_EXERCISE REQUIREMENTS_:
Find each line in the following listing that has the string "RHOC", then state the count and nothing else.

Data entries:
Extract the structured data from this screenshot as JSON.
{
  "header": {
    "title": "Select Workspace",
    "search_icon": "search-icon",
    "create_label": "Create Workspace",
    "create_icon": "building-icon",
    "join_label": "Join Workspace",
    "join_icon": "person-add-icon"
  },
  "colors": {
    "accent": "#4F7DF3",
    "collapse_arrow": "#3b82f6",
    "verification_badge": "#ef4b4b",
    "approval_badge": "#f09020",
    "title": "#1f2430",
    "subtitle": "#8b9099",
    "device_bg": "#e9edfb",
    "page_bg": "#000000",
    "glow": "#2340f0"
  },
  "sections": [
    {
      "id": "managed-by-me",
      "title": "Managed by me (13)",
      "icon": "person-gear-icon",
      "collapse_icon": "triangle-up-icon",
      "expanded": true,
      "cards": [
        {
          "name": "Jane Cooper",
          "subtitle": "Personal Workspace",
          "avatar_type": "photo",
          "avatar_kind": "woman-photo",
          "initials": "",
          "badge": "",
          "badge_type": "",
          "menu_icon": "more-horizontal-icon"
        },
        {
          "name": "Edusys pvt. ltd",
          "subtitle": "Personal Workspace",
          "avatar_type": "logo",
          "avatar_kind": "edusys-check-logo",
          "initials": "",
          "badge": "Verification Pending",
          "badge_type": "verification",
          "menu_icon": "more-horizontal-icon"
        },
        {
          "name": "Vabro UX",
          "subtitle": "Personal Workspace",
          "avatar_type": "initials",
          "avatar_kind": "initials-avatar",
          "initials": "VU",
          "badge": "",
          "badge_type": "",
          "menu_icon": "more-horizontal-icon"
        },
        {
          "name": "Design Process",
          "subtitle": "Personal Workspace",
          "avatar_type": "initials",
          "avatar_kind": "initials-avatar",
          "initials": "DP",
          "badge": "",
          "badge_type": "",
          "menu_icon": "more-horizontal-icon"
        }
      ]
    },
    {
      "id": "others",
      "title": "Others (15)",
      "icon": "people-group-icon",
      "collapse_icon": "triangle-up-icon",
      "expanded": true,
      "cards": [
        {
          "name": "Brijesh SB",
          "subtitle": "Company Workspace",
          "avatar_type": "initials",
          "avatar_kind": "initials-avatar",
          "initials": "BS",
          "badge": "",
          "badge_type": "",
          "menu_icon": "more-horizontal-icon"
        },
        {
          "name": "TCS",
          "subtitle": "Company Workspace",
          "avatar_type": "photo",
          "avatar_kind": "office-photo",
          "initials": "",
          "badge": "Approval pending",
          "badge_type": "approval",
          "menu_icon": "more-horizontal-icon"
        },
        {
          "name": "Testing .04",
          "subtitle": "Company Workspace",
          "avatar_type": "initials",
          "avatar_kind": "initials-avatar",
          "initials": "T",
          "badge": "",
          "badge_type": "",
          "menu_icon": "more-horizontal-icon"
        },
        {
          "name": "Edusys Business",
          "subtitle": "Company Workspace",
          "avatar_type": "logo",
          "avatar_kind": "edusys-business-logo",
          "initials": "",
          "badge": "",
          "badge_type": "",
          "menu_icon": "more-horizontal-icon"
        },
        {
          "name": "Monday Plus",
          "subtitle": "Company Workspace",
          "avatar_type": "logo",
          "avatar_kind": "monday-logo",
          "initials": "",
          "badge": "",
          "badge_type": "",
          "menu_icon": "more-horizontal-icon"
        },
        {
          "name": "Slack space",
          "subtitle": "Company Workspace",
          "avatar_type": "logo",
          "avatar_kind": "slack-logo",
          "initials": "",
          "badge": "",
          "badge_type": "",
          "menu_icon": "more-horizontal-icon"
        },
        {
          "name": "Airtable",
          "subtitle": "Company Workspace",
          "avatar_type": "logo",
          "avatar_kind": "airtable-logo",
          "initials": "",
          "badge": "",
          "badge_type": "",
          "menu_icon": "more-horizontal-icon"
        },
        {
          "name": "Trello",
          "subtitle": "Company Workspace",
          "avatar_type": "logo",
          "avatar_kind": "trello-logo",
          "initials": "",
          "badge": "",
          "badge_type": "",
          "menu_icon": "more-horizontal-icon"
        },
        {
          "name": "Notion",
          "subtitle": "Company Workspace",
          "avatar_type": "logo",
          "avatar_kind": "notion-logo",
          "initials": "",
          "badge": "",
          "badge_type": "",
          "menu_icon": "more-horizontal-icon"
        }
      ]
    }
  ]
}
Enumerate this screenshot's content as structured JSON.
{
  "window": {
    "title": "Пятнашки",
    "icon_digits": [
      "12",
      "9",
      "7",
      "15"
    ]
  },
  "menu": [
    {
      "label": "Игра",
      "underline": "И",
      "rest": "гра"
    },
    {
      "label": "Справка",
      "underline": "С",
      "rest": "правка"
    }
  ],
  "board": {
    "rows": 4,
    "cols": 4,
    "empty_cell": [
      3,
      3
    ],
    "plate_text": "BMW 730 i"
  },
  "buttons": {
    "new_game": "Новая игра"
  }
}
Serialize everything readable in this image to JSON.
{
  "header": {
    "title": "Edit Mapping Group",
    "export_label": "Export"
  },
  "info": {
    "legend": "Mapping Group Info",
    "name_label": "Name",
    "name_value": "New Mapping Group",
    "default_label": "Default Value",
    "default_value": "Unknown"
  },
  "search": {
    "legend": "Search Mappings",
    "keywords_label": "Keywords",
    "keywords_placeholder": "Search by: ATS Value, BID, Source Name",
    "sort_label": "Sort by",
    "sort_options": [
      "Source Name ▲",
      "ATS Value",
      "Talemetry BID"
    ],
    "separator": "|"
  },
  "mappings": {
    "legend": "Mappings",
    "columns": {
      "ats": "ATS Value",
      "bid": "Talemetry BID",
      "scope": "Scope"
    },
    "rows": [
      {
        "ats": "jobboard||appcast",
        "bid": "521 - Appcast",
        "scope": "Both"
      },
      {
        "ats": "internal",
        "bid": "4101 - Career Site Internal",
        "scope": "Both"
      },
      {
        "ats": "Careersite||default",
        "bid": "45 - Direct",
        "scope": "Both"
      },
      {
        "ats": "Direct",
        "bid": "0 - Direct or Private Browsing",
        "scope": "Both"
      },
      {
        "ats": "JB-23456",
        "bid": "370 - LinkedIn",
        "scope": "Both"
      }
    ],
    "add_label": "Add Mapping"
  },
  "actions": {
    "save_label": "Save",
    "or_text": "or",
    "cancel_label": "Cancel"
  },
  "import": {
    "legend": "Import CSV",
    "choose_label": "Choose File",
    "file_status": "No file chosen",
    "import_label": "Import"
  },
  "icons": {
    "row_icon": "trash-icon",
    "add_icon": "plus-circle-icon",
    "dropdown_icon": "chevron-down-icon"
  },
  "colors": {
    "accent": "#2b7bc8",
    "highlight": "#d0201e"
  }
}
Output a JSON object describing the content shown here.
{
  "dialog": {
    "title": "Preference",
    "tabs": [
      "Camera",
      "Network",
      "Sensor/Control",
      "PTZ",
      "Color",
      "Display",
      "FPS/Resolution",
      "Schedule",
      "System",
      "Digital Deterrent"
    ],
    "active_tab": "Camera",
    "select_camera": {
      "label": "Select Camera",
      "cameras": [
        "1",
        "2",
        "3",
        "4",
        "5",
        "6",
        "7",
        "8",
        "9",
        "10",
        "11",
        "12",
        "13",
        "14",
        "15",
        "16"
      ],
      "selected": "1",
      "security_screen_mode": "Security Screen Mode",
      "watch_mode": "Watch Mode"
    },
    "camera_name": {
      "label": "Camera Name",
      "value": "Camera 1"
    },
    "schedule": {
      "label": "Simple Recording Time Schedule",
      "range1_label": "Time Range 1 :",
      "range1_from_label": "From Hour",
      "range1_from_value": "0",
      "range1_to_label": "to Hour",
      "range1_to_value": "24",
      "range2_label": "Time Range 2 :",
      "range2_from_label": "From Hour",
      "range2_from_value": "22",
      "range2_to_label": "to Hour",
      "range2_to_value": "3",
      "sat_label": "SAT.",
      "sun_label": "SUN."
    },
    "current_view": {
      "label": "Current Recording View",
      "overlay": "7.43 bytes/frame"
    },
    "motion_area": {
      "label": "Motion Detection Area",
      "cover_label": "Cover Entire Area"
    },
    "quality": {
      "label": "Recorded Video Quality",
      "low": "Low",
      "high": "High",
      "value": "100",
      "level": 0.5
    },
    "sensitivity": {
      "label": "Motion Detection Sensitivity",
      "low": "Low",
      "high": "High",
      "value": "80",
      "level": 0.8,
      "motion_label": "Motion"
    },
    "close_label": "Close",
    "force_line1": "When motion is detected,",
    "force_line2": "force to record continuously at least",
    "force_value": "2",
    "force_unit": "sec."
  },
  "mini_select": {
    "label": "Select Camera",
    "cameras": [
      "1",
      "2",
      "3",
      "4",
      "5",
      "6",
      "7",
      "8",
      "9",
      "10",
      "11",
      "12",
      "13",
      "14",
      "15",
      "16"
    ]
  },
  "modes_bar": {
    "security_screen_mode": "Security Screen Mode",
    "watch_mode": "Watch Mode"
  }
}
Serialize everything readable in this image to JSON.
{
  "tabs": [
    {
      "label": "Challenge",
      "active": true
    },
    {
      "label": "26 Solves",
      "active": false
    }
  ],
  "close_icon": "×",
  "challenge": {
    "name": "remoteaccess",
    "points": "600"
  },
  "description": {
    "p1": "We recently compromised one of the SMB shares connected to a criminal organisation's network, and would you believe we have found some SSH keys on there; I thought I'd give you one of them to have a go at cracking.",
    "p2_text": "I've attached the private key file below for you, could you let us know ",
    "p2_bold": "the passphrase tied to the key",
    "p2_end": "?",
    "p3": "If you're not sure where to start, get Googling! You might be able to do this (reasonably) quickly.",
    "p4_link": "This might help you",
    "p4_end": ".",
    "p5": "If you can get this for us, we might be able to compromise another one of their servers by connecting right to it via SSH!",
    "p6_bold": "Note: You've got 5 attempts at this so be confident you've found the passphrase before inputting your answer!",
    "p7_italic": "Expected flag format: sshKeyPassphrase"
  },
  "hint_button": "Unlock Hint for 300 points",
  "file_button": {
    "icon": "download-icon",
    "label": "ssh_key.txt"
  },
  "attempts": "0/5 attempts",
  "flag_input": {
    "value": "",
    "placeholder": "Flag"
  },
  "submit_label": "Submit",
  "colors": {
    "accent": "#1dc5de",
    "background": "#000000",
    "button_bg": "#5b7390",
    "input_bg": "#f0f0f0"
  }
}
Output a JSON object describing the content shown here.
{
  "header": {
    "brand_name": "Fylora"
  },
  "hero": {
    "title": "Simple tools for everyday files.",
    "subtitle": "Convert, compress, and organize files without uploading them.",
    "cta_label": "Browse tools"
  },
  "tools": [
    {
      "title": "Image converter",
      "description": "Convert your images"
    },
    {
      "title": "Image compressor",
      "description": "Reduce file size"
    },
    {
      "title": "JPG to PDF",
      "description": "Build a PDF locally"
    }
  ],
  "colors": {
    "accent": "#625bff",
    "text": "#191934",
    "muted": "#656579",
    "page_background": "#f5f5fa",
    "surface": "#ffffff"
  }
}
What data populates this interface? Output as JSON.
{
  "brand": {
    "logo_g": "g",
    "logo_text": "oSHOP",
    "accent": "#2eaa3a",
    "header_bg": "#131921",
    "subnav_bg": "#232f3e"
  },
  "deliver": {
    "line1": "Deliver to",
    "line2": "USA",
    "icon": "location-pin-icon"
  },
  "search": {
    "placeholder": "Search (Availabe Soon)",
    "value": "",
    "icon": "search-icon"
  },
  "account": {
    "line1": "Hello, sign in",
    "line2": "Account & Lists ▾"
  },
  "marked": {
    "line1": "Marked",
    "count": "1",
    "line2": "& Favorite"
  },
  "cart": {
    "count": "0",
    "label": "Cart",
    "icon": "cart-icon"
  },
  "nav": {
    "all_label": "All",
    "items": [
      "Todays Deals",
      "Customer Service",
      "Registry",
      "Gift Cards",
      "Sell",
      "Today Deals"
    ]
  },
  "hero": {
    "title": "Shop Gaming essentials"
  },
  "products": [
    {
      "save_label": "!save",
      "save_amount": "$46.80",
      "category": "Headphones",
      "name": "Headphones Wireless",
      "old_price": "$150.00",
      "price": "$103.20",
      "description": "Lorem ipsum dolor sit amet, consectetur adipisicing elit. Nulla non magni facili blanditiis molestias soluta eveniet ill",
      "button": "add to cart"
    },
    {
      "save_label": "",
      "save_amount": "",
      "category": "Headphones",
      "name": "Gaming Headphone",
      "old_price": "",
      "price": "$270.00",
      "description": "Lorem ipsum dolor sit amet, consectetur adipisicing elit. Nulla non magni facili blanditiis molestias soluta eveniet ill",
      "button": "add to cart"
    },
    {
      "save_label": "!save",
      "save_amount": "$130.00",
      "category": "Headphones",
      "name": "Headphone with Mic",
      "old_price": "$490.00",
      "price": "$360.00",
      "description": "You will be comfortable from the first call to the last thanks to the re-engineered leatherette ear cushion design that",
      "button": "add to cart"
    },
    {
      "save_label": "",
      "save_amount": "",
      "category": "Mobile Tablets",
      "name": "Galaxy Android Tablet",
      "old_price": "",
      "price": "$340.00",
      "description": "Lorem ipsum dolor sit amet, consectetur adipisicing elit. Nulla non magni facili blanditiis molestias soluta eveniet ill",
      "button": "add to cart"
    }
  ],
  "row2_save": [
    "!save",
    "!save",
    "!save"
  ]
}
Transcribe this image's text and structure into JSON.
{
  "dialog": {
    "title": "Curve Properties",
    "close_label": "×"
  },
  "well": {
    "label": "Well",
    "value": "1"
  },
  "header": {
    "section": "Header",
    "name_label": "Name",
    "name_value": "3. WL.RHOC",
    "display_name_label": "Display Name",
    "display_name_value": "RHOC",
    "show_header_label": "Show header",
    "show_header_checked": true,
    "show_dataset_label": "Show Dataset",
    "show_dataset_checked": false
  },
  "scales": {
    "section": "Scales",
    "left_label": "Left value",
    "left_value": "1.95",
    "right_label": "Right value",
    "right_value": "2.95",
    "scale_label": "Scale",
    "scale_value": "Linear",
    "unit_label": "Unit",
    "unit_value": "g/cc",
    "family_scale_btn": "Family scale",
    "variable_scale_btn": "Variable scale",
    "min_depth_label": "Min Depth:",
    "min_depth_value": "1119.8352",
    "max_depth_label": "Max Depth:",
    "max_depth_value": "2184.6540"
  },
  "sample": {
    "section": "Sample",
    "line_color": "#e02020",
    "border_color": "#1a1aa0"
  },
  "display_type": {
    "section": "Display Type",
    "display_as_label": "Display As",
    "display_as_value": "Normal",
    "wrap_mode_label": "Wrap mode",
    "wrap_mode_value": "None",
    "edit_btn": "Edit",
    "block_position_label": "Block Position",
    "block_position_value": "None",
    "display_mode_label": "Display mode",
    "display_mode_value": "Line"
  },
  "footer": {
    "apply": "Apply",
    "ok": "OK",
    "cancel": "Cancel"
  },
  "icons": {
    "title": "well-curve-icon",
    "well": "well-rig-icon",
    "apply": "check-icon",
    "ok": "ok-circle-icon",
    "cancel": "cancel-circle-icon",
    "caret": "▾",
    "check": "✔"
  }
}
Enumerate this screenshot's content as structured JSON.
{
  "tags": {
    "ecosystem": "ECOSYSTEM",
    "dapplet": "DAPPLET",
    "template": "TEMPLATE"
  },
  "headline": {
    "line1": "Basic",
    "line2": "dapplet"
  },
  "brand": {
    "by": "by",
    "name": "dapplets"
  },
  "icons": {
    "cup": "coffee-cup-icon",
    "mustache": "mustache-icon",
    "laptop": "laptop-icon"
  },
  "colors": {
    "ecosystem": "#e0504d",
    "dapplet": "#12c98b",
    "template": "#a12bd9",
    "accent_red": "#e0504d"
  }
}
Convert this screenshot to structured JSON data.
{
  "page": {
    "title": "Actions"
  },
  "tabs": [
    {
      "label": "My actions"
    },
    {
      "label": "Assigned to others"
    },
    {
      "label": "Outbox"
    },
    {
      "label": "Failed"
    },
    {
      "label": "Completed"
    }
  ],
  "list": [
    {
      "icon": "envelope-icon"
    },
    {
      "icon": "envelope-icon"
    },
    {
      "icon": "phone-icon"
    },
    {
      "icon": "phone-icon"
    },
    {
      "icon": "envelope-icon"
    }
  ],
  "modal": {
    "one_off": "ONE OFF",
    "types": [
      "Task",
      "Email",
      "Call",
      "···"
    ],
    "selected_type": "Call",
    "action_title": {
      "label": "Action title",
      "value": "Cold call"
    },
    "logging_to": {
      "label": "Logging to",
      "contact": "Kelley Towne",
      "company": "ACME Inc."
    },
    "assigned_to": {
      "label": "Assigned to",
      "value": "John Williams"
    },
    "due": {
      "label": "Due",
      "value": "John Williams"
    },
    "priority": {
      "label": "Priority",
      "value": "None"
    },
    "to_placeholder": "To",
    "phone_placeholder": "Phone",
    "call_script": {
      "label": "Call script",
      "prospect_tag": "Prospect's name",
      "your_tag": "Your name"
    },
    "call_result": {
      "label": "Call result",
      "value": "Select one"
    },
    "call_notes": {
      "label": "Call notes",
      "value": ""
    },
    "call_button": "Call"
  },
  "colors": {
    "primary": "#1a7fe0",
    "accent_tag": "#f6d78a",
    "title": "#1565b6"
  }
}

_TASK RESULT_:
2